[Work required]: Set down the part of the prostate cancer follow-up text below that starts at "Prostate Cancer Treated" and ends at "for your question.", word for word.

[Selected text]:
· · · ·

Prostate Cancer Treated With External Beam Radiotherapy
Dear OncoLink "Ask the Experts,"
I am requesting information on prostate cancer. I had surgery in March of 1993. The doctor was unable to get to the gland to remove it. He took out the lymph nodes and they were negative. I had 39 radiation treatments. My follow-up results were good.
I then progressed from 3 month exam intervals to 6 months, and am now at 1 year intervals. Please tell me if this seems like a normal course of treatment.
Neha Vapiwala, MD Senior Editor of OncoLink and Assistant Professor in the Department of Radiation Oncology at the Hospital of the University of Pennsylvania responds:
Dear OncoLink Reader:
Thank you for your question.
The recommended follow-up regimen for prostate cancer patients who were treated with external beam radiotherapy is similar to what you describe. Typically, you are evaluated by your physician every three months for the first year or two, then every four to six months for another year or two, and then yearly from then on, assuming there are no concerning findings at any of the regular visits. During these follow-ups, your radiation oncologist will perform a complete physical examination, including a digital rectal exam on which the prostate can be palpated for any new nodules or growths. In addition, a serum PSA (prostate specific antigen) level will be measured around the time of each visit. The PSA blood test and physical exam will detect the large majority of recurrences. At this time, there is no proven beneficial role for regular CT scans, MRIs, or PET scans in the routine follow-up of treated prostate cancer patients. If there is a specific complaint or a suspicious finding on digital rectal exam, a CT scan or MRI of the pelvis may be ordered to help evaluate further.

· · · ·

[Entries shown]:
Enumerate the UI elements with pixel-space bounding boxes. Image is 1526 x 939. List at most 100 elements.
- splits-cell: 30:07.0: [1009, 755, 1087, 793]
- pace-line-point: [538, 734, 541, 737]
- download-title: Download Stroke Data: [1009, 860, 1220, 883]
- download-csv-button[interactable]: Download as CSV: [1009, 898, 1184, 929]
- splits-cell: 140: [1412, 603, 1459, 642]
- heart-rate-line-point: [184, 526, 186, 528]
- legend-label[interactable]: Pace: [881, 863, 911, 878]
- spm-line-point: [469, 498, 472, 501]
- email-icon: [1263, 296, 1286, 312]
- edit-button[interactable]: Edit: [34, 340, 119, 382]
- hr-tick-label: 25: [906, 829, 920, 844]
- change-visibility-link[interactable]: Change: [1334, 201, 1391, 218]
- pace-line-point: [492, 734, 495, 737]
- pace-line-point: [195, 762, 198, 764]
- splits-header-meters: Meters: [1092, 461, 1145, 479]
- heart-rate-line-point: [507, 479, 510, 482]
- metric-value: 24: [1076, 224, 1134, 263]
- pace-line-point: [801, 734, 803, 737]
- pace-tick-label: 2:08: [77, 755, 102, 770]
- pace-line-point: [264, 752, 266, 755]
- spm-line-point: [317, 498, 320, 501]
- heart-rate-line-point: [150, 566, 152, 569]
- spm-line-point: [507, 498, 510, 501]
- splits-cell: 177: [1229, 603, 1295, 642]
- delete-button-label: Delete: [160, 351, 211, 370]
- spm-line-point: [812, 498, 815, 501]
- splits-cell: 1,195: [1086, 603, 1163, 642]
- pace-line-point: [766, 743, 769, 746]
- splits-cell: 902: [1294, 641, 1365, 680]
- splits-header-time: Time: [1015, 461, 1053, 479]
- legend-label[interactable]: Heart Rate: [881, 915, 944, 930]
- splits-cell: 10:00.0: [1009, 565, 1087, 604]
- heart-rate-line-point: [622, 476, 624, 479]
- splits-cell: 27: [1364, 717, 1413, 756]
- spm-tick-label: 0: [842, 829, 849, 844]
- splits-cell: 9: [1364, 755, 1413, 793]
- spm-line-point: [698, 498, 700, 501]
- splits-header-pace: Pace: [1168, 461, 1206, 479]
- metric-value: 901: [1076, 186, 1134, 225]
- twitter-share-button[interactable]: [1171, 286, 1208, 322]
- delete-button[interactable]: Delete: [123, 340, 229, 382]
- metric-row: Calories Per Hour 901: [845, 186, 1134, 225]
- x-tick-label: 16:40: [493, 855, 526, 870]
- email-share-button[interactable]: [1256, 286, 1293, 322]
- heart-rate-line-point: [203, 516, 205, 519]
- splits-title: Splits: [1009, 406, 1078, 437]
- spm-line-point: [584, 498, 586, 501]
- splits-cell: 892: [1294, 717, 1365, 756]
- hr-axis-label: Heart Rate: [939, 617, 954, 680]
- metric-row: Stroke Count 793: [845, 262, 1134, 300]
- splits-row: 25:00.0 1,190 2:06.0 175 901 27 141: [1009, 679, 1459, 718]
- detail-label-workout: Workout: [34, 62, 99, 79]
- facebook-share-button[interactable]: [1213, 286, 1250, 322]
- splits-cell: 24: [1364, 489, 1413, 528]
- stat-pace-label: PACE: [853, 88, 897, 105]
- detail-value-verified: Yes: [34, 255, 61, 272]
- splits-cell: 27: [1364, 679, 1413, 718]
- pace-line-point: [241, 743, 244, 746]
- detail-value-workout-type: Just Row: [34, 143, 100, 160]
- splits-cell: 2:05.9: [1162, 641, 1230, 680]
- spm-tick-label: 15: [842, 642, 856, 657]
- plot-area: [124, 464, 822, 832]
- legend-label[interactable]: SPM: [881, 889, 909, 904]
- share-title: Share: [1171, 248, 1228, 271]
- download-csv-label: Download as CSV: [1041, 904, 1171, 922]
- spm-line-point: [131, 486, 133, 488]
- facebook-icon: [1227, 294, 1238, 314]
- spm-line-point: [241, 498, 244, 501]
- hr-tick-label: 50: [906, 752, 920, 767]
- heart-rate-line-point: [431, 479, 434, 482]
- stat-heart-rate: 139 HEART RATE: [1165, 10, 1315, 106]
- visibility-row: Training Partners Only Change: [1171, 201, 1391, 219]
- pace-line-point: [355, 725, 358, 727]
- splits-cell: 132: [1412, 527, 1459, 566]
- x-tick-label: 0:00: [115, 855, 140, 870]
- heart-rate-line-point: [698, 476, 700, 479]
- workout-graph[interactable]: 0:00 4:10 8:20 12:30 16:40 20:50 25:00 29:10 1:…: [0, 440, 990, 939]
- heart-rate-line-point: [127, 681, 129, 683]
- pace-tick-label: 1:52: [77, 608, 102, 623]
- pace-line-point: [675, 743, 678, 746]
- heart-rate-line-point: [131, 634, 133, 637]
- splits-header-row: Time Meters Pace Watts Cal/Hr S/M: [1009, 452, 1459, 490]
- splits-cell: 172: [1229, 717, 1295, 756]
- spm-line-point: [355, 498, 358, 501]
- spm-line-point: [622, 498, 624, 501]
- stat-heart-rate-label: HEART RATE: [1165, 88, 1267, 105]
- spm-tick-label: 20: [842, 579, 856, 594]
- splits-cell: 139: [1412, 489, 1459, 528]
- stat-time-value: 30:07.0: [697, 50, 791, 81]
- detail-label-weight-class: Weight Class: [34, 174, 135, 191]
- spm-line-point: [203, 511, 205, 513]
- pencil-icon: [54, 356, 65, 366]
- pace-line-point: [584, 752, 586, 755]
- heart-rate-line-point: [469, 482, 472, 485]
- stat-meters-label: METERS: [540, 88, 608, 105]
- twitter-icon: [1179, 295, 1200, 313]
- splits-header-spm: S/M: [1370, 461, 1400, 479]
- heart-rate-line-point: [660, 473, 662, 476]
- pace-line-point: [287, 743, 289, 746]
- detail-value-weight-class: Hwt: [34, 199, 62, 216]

· · · ·

[Written response]:
Prostate Cancer Treated With External Beam Radiotherapy
Dear OncoLink "Ask the Experts,"
I am requesting information on prostate cancer. I had surgery in March of 1993. The doctor was unable to get to the gland to remove it. He took out the lymph nodes and they were negative. I had 39 radiation treatments. My follow-up results were good.
I then progressed from 3 month exam intervals to 6 months, and am now at 1 year intervals. Please tell me if this seems like a normal course of treatment.
Neha Vapiwala, MD Senior Editor of OncoLink and Assistant Professor in the Department of Radiation Oncology at the Hospital of the University of Pennsylvania responds:
Dear OncoLink Reader:
Thank you for your question.